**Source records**

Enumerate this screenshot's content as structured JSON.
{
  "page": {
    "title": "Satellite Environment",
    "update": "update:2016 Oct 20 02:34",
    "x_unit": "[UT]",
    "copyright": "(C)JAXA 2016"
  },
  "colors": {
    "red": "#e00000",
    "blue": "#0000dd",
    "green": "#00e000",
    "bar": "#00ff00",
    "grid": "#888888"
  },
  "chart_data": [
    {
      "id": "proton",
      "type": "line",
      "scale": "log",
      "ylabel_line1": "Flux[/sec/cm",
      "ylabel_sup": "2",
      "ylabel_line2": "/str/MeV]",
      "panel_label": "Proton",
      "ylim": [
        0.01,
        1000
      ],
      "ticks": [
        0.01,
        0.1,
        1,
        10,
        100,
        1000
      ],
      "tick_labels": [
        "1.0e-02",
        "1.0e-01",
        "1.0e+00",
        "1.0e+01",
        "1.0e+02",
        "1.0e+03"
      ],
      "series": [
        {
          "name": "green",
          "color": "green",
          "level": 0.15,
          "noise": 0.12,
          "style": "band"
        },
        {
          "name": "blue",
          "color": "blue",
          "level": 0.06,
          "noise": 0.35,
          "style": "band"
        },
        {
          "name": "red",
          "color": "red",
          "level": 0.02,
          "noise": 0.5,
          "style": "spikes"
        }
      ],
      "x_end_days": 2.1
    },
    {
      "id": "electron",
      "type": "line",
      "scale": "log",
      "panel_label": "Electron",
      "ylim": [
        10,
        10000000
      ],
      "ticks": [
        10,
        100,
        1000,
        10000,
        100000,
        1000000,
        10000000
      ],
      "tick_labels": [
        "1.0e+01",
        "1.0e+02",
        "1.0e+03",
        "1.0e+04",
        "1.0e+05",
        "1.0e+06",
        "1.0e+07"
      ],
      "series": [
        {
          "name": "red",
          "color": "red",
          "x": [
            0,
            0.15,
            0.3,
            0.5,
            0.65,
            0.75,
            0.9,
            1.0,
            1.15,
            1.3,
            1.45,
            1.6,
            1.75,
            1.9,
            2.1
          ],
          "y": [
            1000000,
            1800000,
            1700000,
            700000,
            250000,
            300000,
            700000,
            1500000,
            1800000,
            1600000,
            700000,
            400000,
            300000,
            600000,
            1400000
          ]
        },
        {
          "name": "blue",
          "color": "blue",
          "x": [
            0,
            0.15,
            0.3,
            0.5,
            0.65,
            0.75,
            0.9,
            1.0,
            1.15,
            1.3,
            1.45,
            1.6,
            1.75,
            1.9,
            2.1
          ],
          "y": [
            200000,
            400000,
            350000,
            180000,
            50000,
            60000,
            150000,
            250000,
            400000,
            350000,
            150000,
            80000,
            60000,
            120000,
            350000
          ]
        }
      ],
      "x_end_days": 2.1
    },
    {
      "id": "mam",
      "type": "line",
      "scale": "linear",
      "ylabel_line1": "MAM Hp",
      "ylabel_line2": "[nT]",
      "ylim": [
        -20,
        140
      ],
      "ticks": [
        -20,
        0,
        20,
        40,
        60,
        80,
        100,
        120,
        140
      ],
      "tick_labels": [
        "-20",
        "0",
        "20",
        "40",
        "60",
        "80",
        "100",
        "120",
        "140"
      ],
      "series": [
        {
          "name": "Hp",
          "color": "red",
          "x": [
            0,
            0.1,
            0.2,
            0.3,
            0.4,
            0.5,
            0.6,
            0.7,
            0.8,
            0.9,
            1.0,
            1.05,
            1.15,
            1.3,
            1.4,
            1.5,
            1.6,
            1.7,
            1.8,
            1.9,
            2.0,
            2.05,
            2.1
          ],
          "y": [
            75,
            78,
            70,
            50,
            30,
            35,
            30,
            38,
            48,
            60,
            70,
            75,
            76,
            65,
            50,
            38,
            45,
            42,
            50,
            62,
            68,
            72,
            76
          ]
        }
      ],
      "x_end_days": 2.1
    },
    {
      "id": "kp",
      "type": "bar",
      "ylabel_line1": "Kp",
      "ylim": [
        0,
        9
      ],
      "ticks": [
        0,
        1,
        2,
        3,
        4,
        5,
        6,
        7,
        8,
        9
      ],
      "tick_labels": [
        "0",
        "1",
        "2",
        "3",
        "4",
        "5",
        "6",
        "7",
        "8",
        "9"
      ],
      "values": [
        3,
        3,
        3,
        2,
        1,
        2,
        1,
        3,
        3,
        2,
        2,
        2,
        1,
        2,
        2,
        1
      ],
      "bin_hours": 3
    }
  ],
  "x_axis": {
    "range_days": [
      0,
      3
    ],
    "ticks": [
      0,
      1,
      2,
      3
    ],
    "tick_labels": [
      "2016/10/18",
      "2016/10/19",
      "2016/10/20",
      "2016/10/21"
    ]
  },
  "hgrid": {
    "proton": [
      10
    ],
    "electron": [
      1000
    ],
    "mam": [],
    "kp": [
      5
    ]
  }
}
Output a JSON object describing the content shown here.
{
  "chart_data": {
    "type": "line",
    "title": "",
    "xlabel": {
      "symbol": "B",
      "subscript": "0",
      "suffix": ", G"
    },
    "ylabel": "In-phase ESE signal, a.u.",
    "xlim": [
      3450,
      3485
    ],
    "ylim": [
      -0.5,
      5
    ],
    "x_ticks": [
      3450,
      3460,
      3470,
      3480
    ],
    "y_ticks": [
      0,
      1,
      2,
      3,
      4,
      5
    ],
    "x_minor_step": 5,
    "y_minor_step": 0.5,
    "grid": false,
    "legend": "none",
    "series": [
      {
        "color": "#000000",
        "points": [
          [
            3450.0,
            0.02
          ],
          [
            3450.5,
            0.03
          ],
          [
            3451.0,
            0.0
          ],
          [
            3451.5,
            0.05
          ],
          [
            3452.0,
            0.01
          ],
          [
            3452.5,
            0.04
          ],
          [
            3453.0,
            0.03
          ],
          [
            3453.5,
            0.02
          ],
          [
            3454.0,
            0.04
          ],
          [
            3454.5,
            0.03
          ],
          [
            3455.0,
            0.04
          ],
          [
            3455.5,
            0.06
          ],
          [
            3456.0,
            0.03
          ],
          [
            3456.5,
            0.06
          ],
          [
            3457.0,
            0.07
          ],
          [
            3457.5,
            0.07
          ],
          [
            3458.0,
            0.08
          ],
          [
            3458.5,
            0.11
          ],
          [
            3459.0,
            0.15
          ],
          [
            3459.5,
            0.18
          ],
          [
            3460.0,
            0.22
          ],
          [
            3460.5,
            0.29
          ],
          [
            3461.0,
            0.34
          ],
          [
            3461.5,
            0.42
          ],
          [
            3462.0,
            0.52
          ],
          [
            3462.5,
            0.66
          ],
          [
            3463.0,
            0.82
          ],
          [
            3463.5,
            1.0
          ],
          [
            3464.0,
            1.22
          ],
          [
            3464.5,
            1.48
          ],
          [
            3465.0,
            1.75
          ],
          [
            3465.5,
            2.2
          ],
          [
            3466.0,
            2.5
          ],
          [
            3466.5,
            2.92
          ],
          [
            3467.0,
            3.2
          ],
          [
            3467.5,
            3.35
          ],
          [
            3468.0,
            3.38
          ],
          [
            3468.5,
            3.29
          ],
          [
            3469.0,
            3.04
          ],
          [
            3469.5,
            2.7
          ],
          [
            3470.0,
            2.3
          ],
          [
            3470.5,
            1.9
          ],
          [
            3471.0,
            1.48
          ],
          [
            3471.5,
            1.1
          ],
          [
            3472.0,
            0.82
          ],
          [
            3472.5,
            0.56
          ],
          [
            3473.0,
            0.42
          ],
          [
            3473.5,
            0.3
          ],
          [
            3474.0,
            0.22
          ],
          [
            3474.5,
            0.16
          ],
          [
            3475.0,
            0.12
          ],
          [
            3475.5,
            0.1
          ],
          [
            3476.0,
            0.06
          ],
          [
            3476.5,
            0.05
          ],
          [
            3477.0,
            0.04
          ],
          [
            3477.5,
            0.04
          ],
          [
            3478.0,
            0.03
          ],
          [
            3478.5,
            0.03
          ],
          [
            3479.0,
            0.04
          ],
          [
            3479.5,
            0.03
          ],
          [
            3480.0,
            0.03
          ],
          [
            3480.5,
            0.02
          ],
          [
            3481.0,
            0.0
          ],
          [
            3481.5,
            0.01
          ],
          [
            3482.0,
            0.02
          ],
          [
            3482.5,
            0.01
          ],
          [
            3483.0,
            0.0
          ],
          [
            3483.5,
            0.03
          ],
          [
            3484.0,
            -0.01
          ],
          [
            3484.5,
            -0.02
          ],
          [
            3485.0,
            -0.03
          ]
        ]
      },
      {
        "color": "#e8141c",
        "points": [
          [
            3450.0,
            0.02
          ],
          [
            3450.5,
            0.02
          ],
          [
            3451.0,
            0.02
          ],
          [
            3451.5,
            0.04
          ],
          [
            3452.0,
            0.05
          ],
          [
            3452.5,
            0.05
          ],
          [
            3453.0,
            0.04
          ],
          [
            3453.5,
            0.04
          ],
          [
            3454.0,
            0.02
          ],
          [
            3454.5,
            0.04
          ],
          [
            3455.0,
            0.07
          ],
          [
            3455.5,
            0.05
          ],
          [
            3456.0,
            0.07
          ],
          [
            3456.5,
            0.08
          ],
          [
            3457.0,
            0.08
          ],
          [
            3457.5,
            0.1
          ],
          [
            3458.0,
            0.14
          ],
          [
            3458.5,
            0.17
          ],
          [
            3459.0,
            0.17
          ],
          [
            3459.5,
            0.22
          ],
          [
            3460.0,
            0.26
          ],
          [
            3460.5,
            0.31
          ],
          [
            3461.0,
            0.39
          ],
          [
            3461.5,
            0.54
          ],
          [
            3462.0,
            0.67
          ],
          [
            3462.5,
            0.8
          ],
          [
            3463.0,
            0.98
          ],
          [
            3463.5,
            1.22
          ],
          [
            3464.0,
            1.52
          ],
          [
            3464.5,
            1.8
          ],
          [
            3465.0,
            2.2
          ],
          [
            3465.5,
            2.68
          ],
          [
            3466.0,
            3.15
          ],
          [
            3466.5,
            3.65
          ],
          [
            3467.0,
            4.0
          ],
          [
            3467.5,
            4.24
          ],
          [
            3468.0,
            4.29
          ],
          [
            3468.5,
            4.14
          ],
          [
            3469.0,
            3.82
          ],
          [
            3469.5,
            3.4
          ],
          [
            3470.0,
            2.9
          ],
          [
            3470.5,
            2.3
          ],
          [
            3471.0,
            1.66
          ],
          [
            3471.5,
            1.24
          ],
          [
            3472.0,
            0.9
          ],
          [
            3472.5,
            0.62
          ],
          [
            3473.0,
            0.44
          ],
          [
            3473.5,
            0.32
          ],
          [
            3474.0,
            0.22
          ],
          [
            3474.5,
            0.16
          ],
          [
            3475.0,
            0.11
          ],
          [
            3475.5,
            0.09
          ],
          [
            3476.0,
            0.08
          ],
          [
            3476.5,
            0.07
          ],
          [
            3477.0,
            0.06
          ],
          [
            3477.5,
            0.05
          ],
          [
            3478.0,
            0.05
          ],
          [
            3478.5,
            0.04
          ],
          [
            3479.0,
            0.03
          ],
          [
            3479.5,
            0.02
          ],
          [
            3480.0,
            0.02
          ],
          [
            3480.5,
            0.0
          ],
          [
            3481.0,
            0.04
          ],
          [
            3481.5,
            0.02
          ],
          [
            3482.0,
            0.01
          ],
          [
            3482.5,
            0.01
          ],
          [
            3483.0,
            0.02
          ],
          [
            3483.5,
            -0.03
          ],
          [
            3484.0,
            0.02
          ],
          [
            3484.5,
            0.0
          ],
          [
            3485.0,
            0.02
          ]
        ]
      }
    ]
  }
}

**Task statement**
Find every line in the entries that includes the word "green", then state how many there are and nothing else.

**Answer in full**
3